>> START Items
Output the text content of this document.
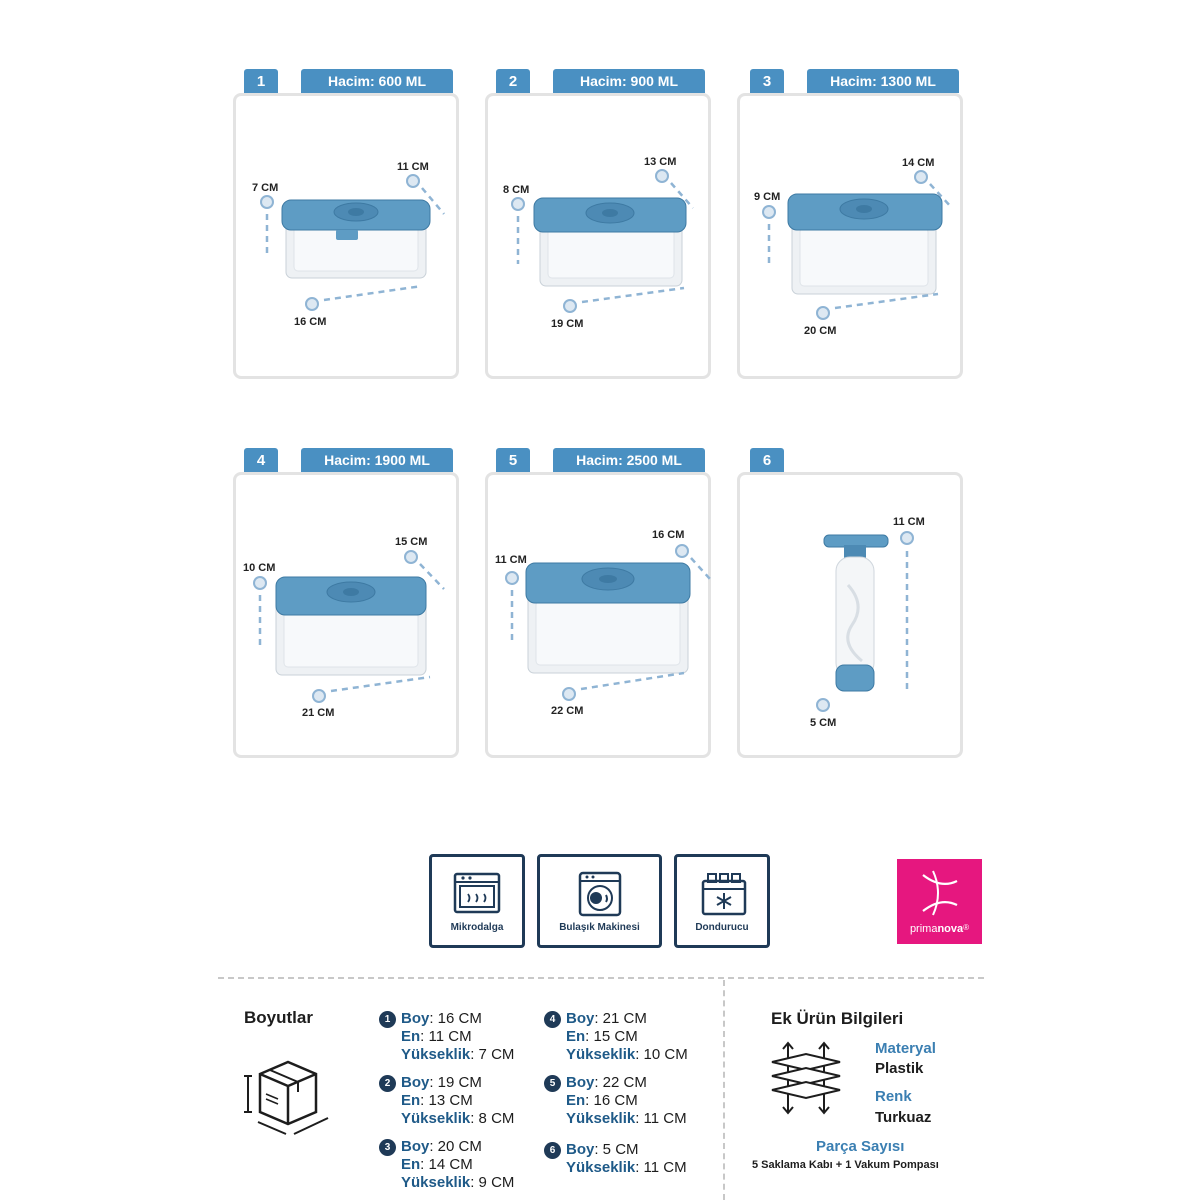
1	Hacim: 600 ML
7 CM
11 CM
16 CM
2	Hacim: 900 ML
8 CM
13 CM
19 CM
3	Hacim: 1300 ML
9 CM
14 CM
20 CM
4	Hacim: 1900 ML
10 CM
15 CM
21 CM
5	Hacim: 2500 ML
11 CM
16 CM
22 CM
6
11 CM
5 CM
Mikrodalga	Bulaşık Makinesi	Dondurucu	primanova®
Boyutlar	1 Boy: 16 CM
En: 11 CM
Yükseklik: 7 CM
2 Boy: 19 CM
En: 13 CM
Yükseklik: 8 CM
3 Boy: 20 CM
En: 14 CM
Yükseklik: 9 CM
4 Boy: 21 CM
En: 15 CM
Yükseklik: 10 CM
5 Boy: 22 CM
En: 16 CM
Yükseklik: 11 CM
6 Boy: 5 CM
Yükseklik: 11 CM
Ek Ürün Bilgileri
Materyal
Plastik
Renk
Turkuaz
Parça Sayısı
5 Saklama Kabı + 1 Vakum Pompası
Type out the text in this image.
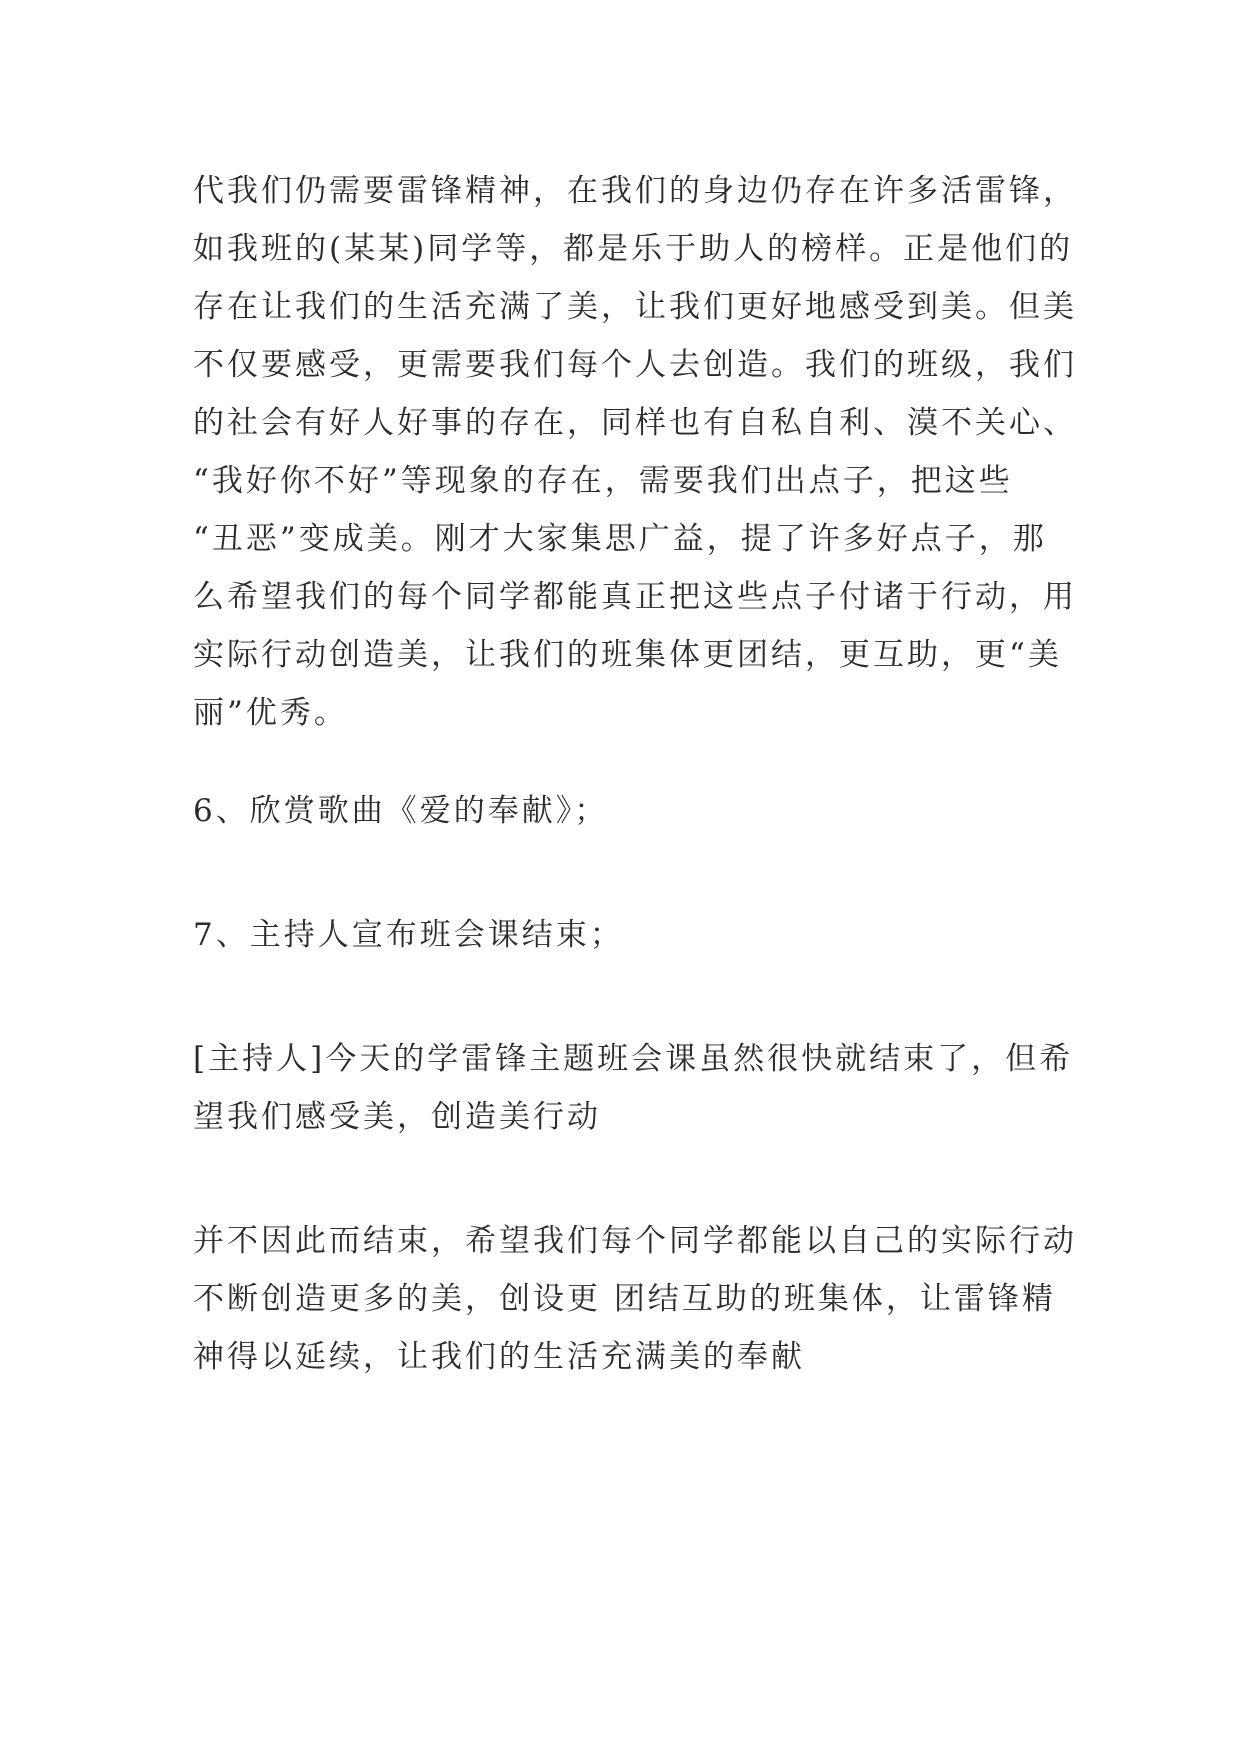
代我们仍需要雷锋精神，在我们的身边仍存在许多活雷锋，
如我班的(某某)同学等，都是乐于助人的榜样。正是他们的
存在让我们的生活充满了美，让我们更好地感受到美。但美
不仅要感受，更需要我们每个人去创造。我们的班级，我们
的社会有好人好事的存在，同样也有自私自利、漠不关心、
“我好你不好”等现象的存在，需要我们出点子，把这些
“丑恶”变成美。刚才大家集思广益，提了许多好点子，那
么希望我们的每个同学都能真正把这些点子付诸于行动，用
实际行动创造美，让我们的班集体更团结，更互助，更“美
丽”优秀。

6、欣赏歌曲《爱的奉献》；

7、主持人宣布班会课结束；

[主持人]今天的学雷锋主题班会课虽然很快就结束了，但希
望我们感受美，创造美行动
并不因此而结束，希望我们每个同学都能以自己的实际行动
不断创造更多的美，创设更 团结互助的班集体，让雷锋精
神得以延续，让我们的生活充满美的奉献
>> END Items
Reproduce every line exactly and omit all pictures.

- Written solution:
Output the text content of this document.
1	Hacim: 600 ML
7 CM
11 CM
16 CM
2	Hacim: 900 ML
8 CM
13 CM
19 CM
3	Hacim: 1300 ML
9 CM
14 CM
20 CM
4	Hacim: 1900 ML
10 CM
15 CM
21 CM
5	Hacim: 2500 ML
11 CM
16 CM
22 CM
6
11 CM
5 CM
Mikrodalga	Bulaşık Makinesi	Dondurucu	primanova®
Boyutlar	1 Boy: 16 CM
En: 11 CM
Yükseklik: 7 CM
2 Boy: 19 CM
En: 13 CM
Yükseklik: 8 CM
3 Boy: 20 CM
En: 14 CM
Yükseklik: 9 CM
4 Boy: 21 CM
En: 15 CM
Yükseklik: 10 CM
5 Boy: 22 CM
En: 16 CM
Yükseklik: 11 CM
6 Boy: 5 CM
Yükseklik: 11 CM
Ek Ürün Bilgileri
Materyal
Plastik
Renk
Turkuaz
Parça Sayısı
5 Saklama Kabı + 1 Vakum Pompası
Type out the text in this image.
代我们仍需要雷锋精神，在我们的身边仍存在许多活雷锋，
如我班的(某某)同学等，都是乐于助人的榜样。正是他们的
存在让我们的生活充满了美，让我们更好地感受到美。但美
不仅要感受，更需要我们每个人去创造。我们的班级，我们
的社会有好人好事的存在，同样也有自私自利、漠不关心、
“我好你不好”等现象的存在，需要我们出点子，把这些
“丑恶”变成美。刚才大家集思广益，提了许多好点子，那
么希望我们的每个同学都能真正把这些点子付诸于行动，用
实际行动创造美，让我们的班集体更团结，更互助，更“美
丽”优秀。

6、欣赏歌曲《爱的奉献》；

7、主持人宣布班会课结束；

[主持人]今天的学雷锋主题班会课虽然很快就结束了，但希
望我们感受美，创造美行动
并不因此而结束，希望我们每个同学都能以自己的实际行动
不断创造更多的美，创设更 团结互助的班集体，让雷锋精
神得以延续，让我们的生活充满美的奉献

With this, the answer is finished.